Task =
In the listing that follows, how many lines contain "dicat"? Give the number only.

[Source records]
++++++++++
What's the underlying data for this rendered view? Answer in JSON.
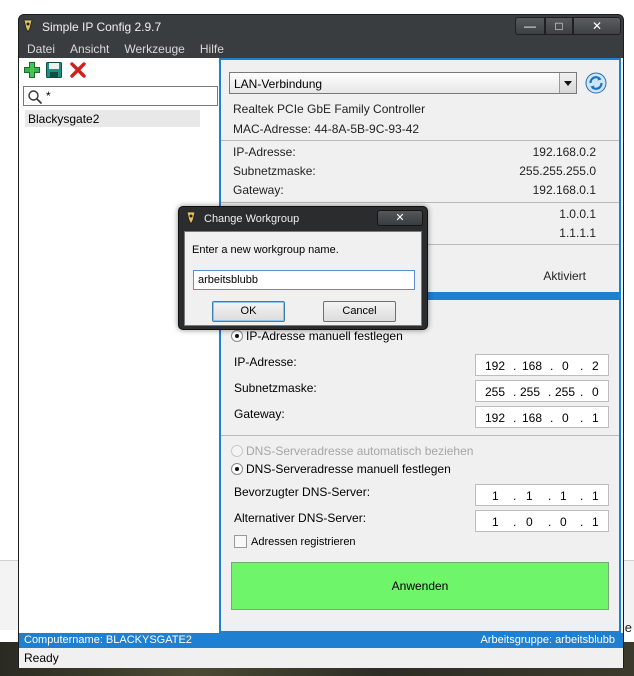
{
  "window": {
    "title": "Simple IP Config 2.9.7",
    "minimize": "—",
    "maximize": "□",
    "close": "✕"
  },
  "menu": [
    "Datei",
    "Ansicht",
    "Werkzeuge",
    "Hilfe"
  ],
  "toolbar": {
    "icons": [
      "add-icon",
      "save-icon",
      "delete-icon"
    ]
  },
  "search": {
    "value": "*"
  },
  "profiles": [
    "Blackysgate2"
  ],
  "adapter": {
    "selected": "LAN-Verbindung",
    "description": "Realtek PCIe GbE Family Controller",
    "mac": "MAC-Adresse: 44-8A-5B-9C-93-42"
  },
  "current": {
    "ip_label": "IP-Adresse:",
    "ip_value": "192.168.0.2",
    "subnet_label": "Subnetzmaske:",
    "subnet_value": "255.255.255.0",
    "gateway_label": "Gateway:",
    "gateway_value": "192.168.0.1",
    "dns1_value": "1.0.0.1",
    "dns2_value": "1.1.1.1",
    "dhcp_value": "Aktiviert"
  },
  "ip_settings": {
    "manual_label": "IP-Adresse manuell festlegen",
    "ip_label": "IP-Adresse:",
    "ip": [
      "192",
      "168",
      "0",
      "2"
    ],
    "subnet_label": "Subnetzmaske:",
    "subnet": [
      "255",
      "255",
      "255",
      "0"
    ],
    "gateway_label": "Gateway:",
    "gateway": [
      "192",
      "168",
      "0",
      "1"
    ]
  },
  "dns_settings": {
    "auto_label": "DNS-Serveradresse automatisch beziehen",
    "manual_label": "DNS-Serveradresse manuell festlegen",
    "preferred_label": "Bevorzugter DNS-Server:",
    "preferred": [
      "1",
      "1",
      "1",
      "1"
    ],
    "alternate_label": "Alternativer DNS-Server:",
    "alternate": [
      "1",
      "0",
      "0",
      "1"
    ],
    "register_label": "Adressen registrieren"
  },
  "apply_label": "Anwenden",
  "status": {
    "computername": "Computername: BLACKYSGATE2",
    "workgroup": "Arbeitsgruppe: arbeitsblubb",
    "ready": "Ready"
  },
  "dialog": {
    "title": "Change Workgroup",
    "prompt": "Enter a new workgroup name.",
    "value": "arbeitsblubb",
    "ok": "OK",
    "cancel": "Cancel"
  },
  "background_text": "e",
  "colors": {
    "accent": "#1f7fd0",
    "apply": "#6ef56a",
    "titlebar": "#3a3d40"
  }
}
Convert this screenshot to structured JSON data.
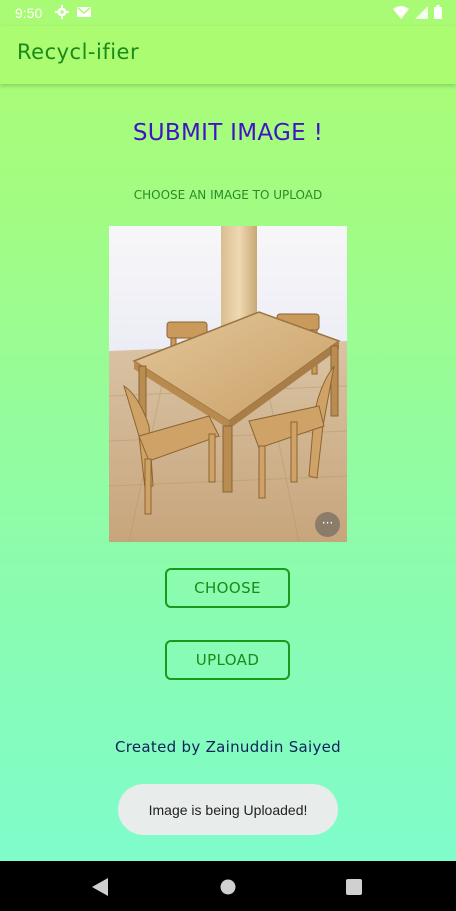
{
  "status_bar": {
    "time": "9:50",
    "left_icons": [
      "settings-icon",
      "mail-icon"
    ],
    "right_icons": [
      "wifi-icon",
      "signal-icon",
      "battery-icon"
    ]
  },
  "app_bar": {
    "title": "Recycl-ifier"
  },
  "main": {
    "heading": "SUBMIT IMAGE !",
    "subheading": "CHOOSE AN IMAGE TO UPLOAD",
    "image_more_label": "···",
    "choose_label": "CHOOSE",
    "upload_label": "UPLOAD",
    "credit": "Created  by  Zainuddin Saiyed"
  },
  "toast": {
    "message": "Image is being Uploaded!"
  },
  "colors": {
    "app_bar": "#acfc72",
    "gradient_top": "#acfc72",
    "gradient_bottom": "#7cfcd0",
    "heading": "#3f14c4",
    "button_border": "#1a9a1a",
    "credit": "#11225a"
  },
  "nav_bar": {
    "icons": [
      "back-icon",
      "home-icon",
      "recents-icon"
    ]
  }
}
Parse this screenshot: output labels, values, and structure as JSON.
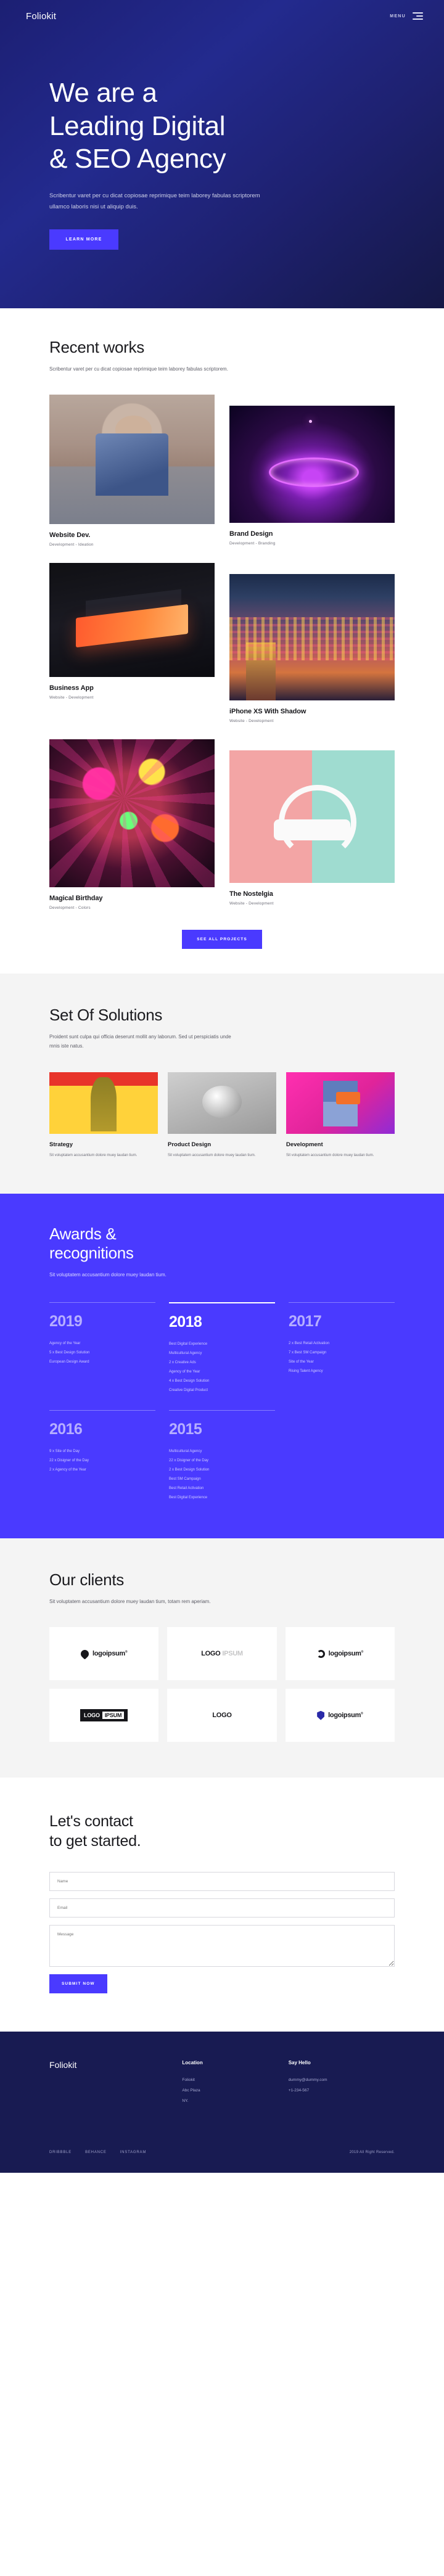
{
  "brand": {
    "name": "Foliokit",
    "accent": "#4a3aff",
    "hero_bg": "#1f2275",
    "footer_bg": "#181b52"
  },
  "nav": {
    "menu_label": "MENU",
    "menu_icon": "hamburger-icon"
  },
  "hero": {
    "heading_line1": "We are a",
    "heading_line2": "Leading Digital",
    "heading_line3": "& SEO Agency",
    "paragraph": "Scribentur varet per cu dicat copiosae reprimique teim laborey fabulas scriptorem ullamco laboris nisi ut aliquip duis.",
    "cta_label": "LEARN MORE"
  },
  "works": {
    "title": "Recent works",
    "subtitle": "Scribentur varet per cu dicat copiosae reprimique teim laborey fabulas scriptorem.",
    "cta_label": "SEE ALL PROJECTS",
    "items": [
      {
        "title": "Website Dev.",
        "category": "Development - Ideation",
        "art": "img-model"
      },
      {
        "title": "Brand Design",
        "category": "Development - Branding",
        "art": "img-neon"
      },
      {
        "title": "Business App",
        "category": "Website - Development",
        "art": "img-laptop"
      },
      {
        "title": "iPhone XS With Shadow",
        "category": "Website - Development",
        "art": "img-street"
      },
      {
        "title": "Magical Birthday",
        "category": "Development - Colors",
        "art": "img-paint"
      },
      {
        "title": "The Nostelgia",
        "category": "Website - Development",
        "art": "img-head"
      }
    ]
  },
  "solutions": {
    "title": "Set Of Solutions",
    "subtitle": "Proident sunt culpa qui officia deserunt mollit any laborum. Sed ut perspiciatis unde mnis iste natus.",
    "items": [
      {
        "title": "Strategy",
        "text": "Sit voluptatem accusantium dolore muey laudan tium.",
        "art": "th-strategy"
      },
      {
        "title": "Product Design",
        "text": "Sit voluptatem accusantium dolore muey laudan tium.",
        "art": "th-product"
      },
      {
        "title": "Development",
        "text": "Sit voluptatem accusantium dolore muey laudan tium.",
        "art": "th-dev"
      }
    ]
  },
  "awards": {
    "title_line1": "Awards &",
    "title_line2": "recognitions",
    "subtitle": "Sit voluptatem accusantium dolore muey laudan tium.",
    "columns": [
      {
        "year": "2019",
        "active": false,
        "items": [
          "Agency of the Year",
          "5 x Best Design Solution",
          "European Design Award"
        ]
      },
      {
        "year": "2018",
        "active": true,
        "items": [
          "Best Digital Experience",
          "Multicultural Agency",
          "2 x Creative Ads",
          "Agency of the Year",
          "4 x Best Design Solution",
          "Creative Digital Product"
        ]
      },
      {
        "year": "2017",
        "active": false,
        "items": [
          "2 x Best Retail Activation",
          "7 x Best SM Campaign",
          "Site of the Year",
          "Rising Talent Agency"
        ]
      },
      {
        "year": "2016",
        "active": false,
        "items": [
          "9 x Site of the Day",
          "22 x Disigner of the Day",
          "2 x Agency of the Year"
        ]
      },
      {
        "year": "2015",
        "active": false,
        "items": [
          "Multicultural Agency",
          "22 x Disigner of the Day",
          "2 x Best Design Solution",
          "Best SM Campaign",
          "Best Retail Activation",
          "Best Digital Experience"
        ]
      }
    ]
  },
  "clients": {
    "title": "Our clients",
    "subtitle": "Sit voluptatem accusantium dolore muey laudan tium, totam rem aperiam.",
    "logos": [
      {
        "style": "drop",
        "text": "logoipsum",
        "sup": "®"
      },
      {
        "style": "ring",
        "text": "LOGO",
        "sup": "IPSUM"
      },
      {
        "style": "burst",
        "text": "logoipsum",
        "sup": "®"
      },
      {
        "style": "box",
        "text": "LOGO",
        "sup": "IPSUM"
      },
      {
        "style": "stripe",
        "text": "LOGO",
        "sup": ""
      },
      {
        "style": "shield",
        "text": "logoipsum",
        "sup": "®"
      }
    ]
  },
  "contact": {
    "title_line1": "Let's contact",
    "title_line2": "to get started.",
    "name_placeholder": "Name",
    "email_placeholder": "Email",
    "message_placeholder": "Message",
    "submit_label": "SUBMIT NOW"
  },
  "footer": {
    "logo": "Foliokit",
    "location_title": "Location",
    "location_lines": [
      "Foliokit",
      "Abc Plaza",
      "NY."
    ],
    "contact_title": "Say Hello",
    "contact_lines": [
      "dummy@dummy.com",
      "+1-234-567"
    ],
    "socials": [
      "DRIBBBLE",
      "BEHANCE",
      "INSTAGRAM"
    ],
    "copyright": "2019 All Right Reserved."
  }
}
++++++++++
Exercise output =
2